Excerpt to read →

<<<<

# "Snow-Artifacst" in Doom 3



## LanksL (Aug 26, 2004)

Hi!

Why is it possible, that i get "Snow-Artifacts" in Doom 3 with my oc´ed settings 410,40 / 383,20 but no artifacts in spinning Fur - Cube??? I ran the the artifact test in atitool 0.0.22 build 2  for 25 minutes and my core and mem were set like mentioned above! 

i have to decrease the core setting to 400,02 if i want to play doom 3 without "snow", mem stays at same level!

anyone´s an answer??

thanx


----------



## Vigilante (Aug 26, 2004)

I had the same problem with Doom 3. I had settings I'd tested stable with ATITool and been using for months with other games with no visible artifacts, such as Thief 3, where the generally dark background would have made them apparent. 

My solution was to manually set AA and AF before running ATITool's test functions. The results with the core were unchanged, but the memory results were ~7mhz less.

>>>>

Given material →
<<<<

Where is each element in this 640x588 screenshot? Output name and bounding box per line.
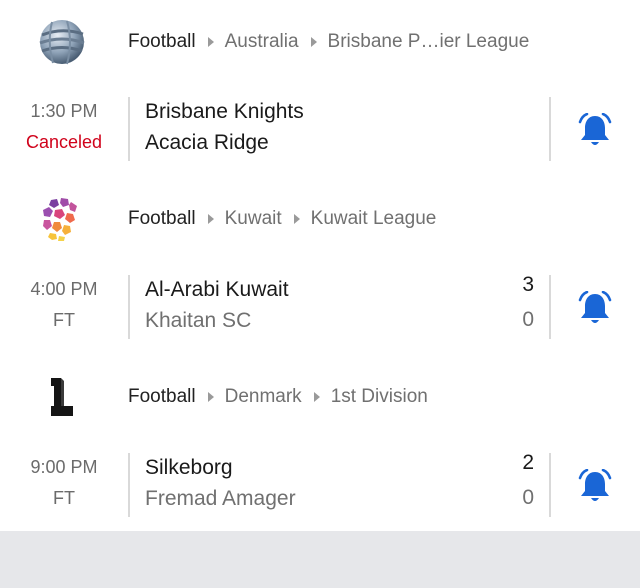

>>>>

What to produce →
Repeat the Doom 3 artifact thread, starting with "I had the same" and going on through "were ~7mhz less.", but swap "ATITool" for "the overclocking utility".

Response →
I had the same problem with Doom 3. I had settings I'd tested stable with the overclocking utility and been using for months with other games with no visible artifacts, such as Thief 3, where the generally dark background would have made them apparent. 

My solution was to manually set AA and AF before running the overclocking utility's test functions. The results with the core were unchanged, but the memory results were ~7mhz less.